§ STATED GOAL: Can you extract every line of the data below, character for character, leaving the pictures out of your answer?

(Dataset excerpt)

-- START --

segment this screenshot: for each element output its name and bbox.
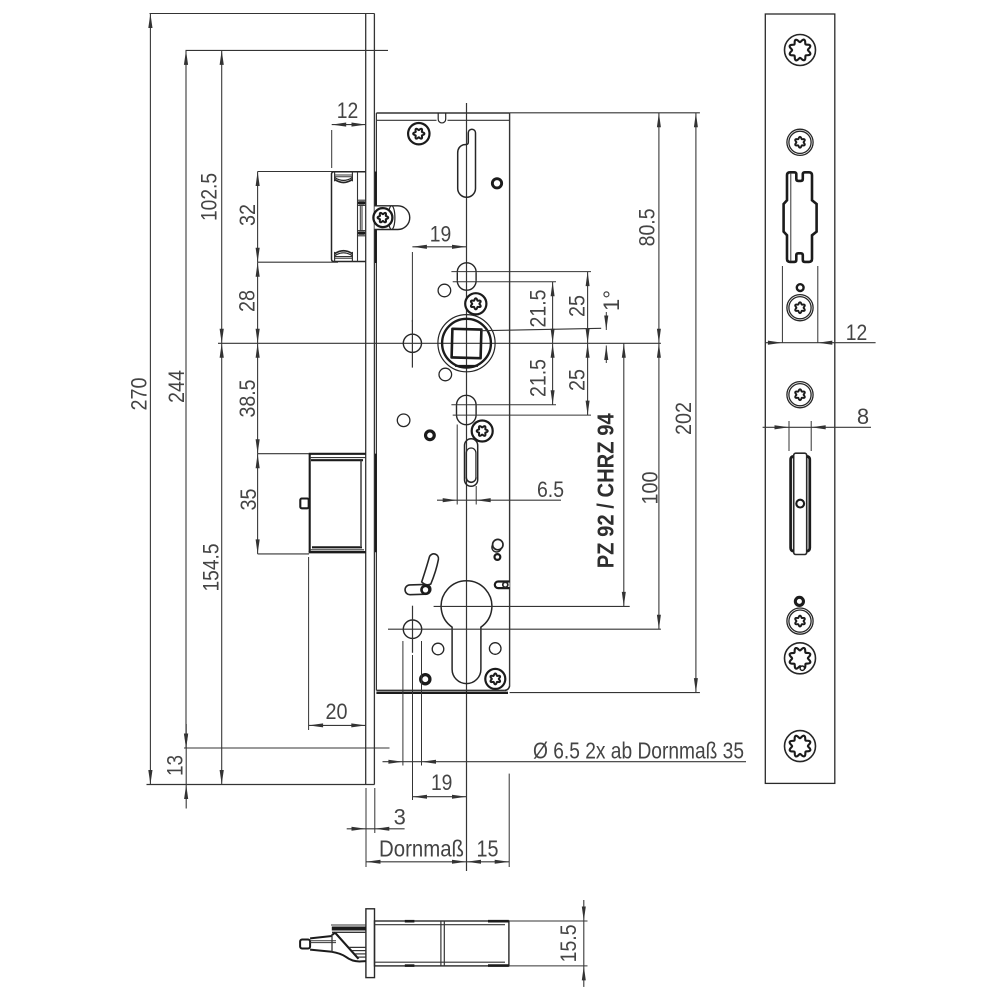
svg-text:25: 25: [565, 295, 590, 317]
svg-text:19: 19: [430, 222, 452, 247]
svg-text:244: 244: [164, 370, 189, 403]
svg-text:6.5: 6.5: [537, 477, 564, 502]
svg-text:21.5: 21.5: [525, 290, 550, 328]
svg-text:12: 12: [846, 320, 868, 345]
svg-text:PZ 92 / CHRZ 94: PZ 92 / CHRZ 94: [593, 413, 619, 568]
svg-text:80.5: 80.5: [634, 208, 659, 246]
svg-text:35: 35: [236, 489, 261, 511]
svg-text:8: 8: [857, 404, 869, 429]
svg-text:154.5: 154.5: [199, 544, 224, 592]
svg-text:28: 28: [234, 290, 259, 312]
svg-text:102.5: 102.5: [197, 173, 222, 221]
svg-text:3: 3: [394, 805, 406, 830]
svg-text:13: 13: [163, 755, 188, 776]
svg-text:21.5: 21.5: [525, 359, 550, 397]
svg-text:38.5: 38.5: [235, 380, 260, 418]
svg-text:100: 100: [638, 472, 663, 505]
svg-text:1°: 1°: [599, 290, 624, 311]
svg-text:15.5: 15.5: [556, 924, 581, 962]
svg-text:Dornmaß: Dornmaß: [379, 836, 464, 862]
svg-text:270: 270: [127, 378, 152, 411]
svg-text:202: 202: [671, 402, 696, 435]
svg-text:Ø 6.5 2x ab Dornmaß 35: Ø 6.5 2x ab Dornmaß 35: [533, 738, 744, 764]
svg-text:19: 19: [431, 770, 453, 795]
svg-text:32: 32: [235, 204, 260, 226]
svg-text:20: 20: [326, 699, 348, 724]
svg-text:15: 15: [477, 836, 499, 862]
svg-text:12: 12: [337, 98, 359, 123]
svg-text:25: 25: [565, 369, 590, 391]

-- END --

§ COMPLETED EXERCISE:
segment this screenshot: for each element output its name and bbox.
svg-text:25: 25: [565, 295, 590, 317]
svg-text:19: 19: [430, 222, 452, 247]
svg-text:244: 244: [164, 370, 189, 403]
svg-text:6.5: 6.5: [537, 477, 564, 502]
svg-text:21.5: 21.5: [525, 290, 550, 328]
svg-text:12: 12: [846, 320, 868, 345]
svg-text:PZ 92 / CHRZ 94: PZ 92 / CHRZ 94: [593, 413, 619, 568]
svg-text:80.5: 80.5: [634, 208, 659, 246]
svg-text:35: 35: [236, 489, 261, 511]
svg-text:8: 8: [857, 404, 869, 429]
svg-text:154.5: 154.5: [199, 544, 224, 592]
svg-text:28: 28: [234, 290, 259, 312]
svg-text:102.5: 102.5: [197, 173, 222, 221]
svg-text:3: 3: [394, 805, 406, 830]
svg-text:13: 13: [163, 755, 188, 776]
svg-text:21.5: 21.5: [525, 359, 550, 397]
svg-text:38.5: 38.5: [235, 380, 260, 418]
svg-text:100: 100: [638, 472, 663, 505]
svg-text:1°: 1°: [599, 290, 624, 311]
svg-text:15.5: 15.5: [556, 924, 581, 962]
svg-text:Dornmaß: Dornmaß: [379, 836, 464, 862]
svg-text:270: 270: [127, 378, 152, 411]
svg-text:202: 202: [671, 402, 696, 435]
svg-text:Ø 6.5 2x ab Dornmaß 35: Ø 6.5 2x ab Dornmaß 35: [533, 738, 744, 764]
svg-text:19: 19: [431, 770, 453, 795]
svg-text:32: 32: [235, 204, 260, 226]
svg-text:20: 20: [326, 699, 348, 724]
svg-text:15: 15: [477, 836, 499, 862]
svg-text:12: 12: [337, 98, 359, 123]
svg-text:25: 25: [565, 369, 590, 391]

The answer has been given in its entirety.